[What is needed] Reproduce all the lines exactly as they stand, apart from the pictures.

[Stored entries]
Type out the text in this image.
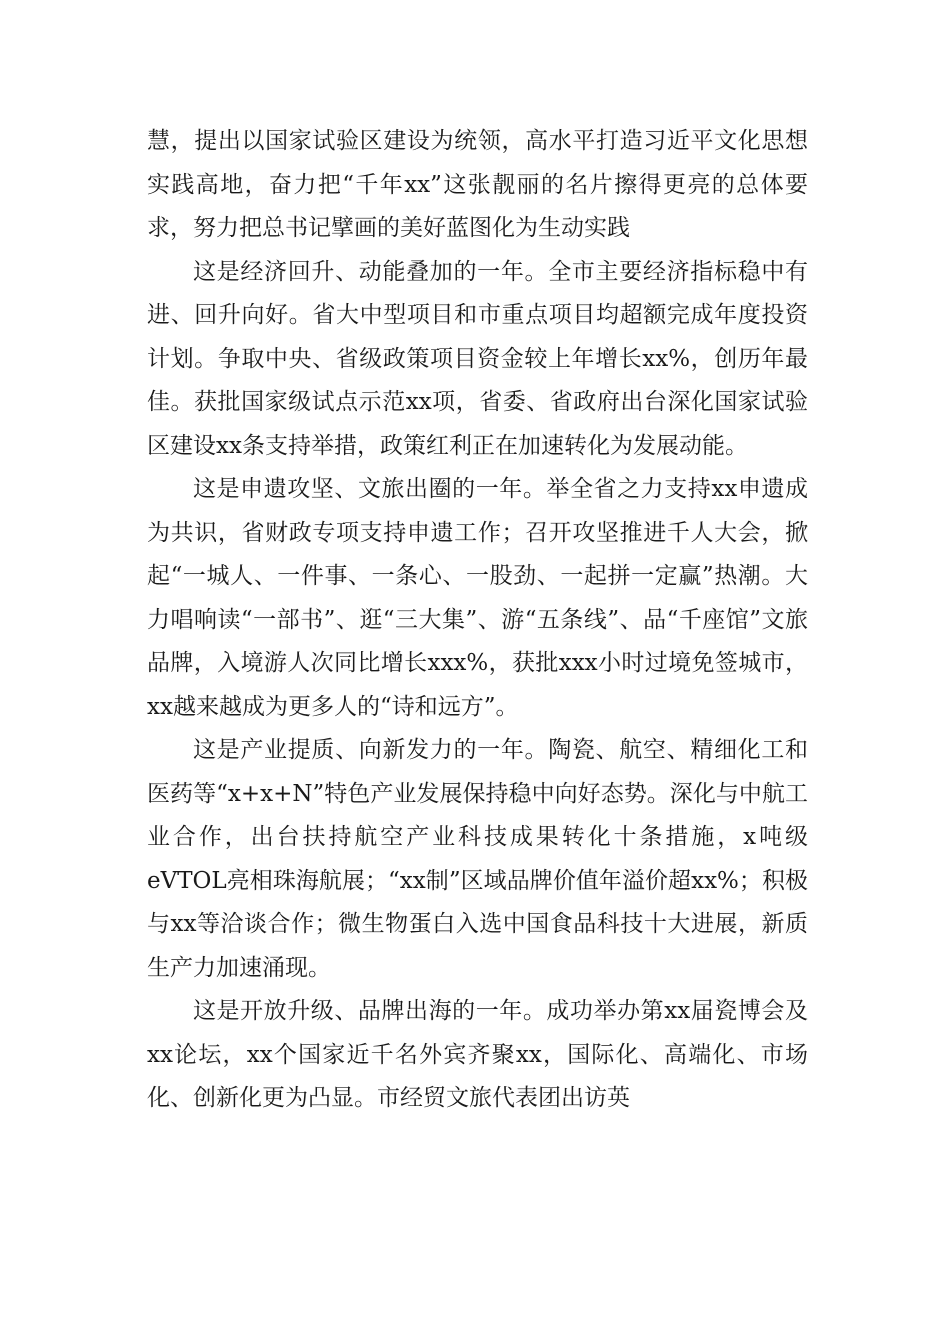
慧，提出以国家试验区建设为统领，高水平打造习近平文化思想实践高地，奋力把“千年xx”这张靓丽的名片擦得更亮的总体要求，努力把总书记擘画的美好蓝图化为生动实践

这是经济回升、动能叠加的一年。全市主要经济指标稳中有进、回升向好。省大中型项目和市重点项目均超额完成年度投资计划。争取中央、省级政策项目资金较上年增长xx%，创历年最佳。获批国家级试点示范xx项，省委、省政府出台深化国家试验区建设xx条支持举措，政策红利正在加速转化为发展动能。

这是申遗攻坚、文旅出圈的一年。举全省之力支持xx申遗成为共识，省财政专项支持申遗工作；召开攻坚推进千人大会，掀起“一城人、一件事、一条心、一股劲、一起拼一定赢”热潮。大力唱响读“一部书”、逛“三大集”、游“五条线”、品“千座馆”文旅品牌，入境游人次同比增长xxx%，获批xxx小时过境免签城市，xx越来越成为更多人的“诗和远方”。

这是产业提质、向新发力的一年。陶瓷、航空、精细化工和医药等“x+x+N”特色产业发展保持稳中向好态势。深化与中航工业合作，出台扶持航空产业科技成果转化十条措施，x吨级eVTOL亮相珠海航展；“xx制”区域品牌价值年溢价超xx%；积极与xx等洽谈合作；微生物蛋白入选中国食品科技十大进展，新质生产力加速涌现。

这是开放升级、品牌出海的一年。成功举办第xx届瓷博会及xx论坛，xx个国家近千名外宾齐聚xx，国际化、高端化、市场化、创新化更为凸显。市经贸文旅代表团出访英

[Output]
Type out the text in this image.
慧，提出以国家试验区建设为统领，高水平打造习近平文化思想实践高地，奋力把“千年xx”这张靓丽的名片擦得更亮的总体要求，努力把总书记擘画的美好蓝图化为生动实践

这是经济回升、动能叠加的一年。全市主要经济指标稳中有进、回升向好。省大中型项目和市重点项目均超额完成年度投资计划。争取中央、省级政策项目资金较上年增长xx%，创历年最佳。获批国家级试点示范xx项，省委、省政府出台深化国家试验区建设xx条支持举措，政策红利正在加速转化为发展动能。

这是申遗攻坚、文旅出圈的一年。举全省之力支持xx申遗成为共识，省财政专项支持申遗工作；召开攻坚推进千人大会，掀起“一城人、一件事、一条心、一股劲、一起拼一定赢”热潮。大力唱响读“一部书”、逛“三大集”、游“五条线”、品“千座馆”文旅品牌，入境游人次同比增长xxx%，获批xxx小时过境免签城市，xx越来越成为更多人的“诗和远方”。

这是产业提质、向新发力的一年。陶瓷、航空、精细化工和医药等“x+x+N”特色产业发展保持稳中向好态势。深化与中航工业合作，出台扶持航空产业科技成果转化十条措施，x吨级eVTOL亮相珠海航展；“xx制”区域品牌价值年溢价超xx%；积极与xx等洽谈合作；微生物蛋白入选中国食品科技十大进展，新质生产力加速涌现。

这是开放升级、品牌出海的一年。成功举办第xx届瓷博会及xx论坛，xx个国家近千名外宾齐聚xx，国际化、高端化、市场化、创新化更为凸显。市经贸文旅代表团出访英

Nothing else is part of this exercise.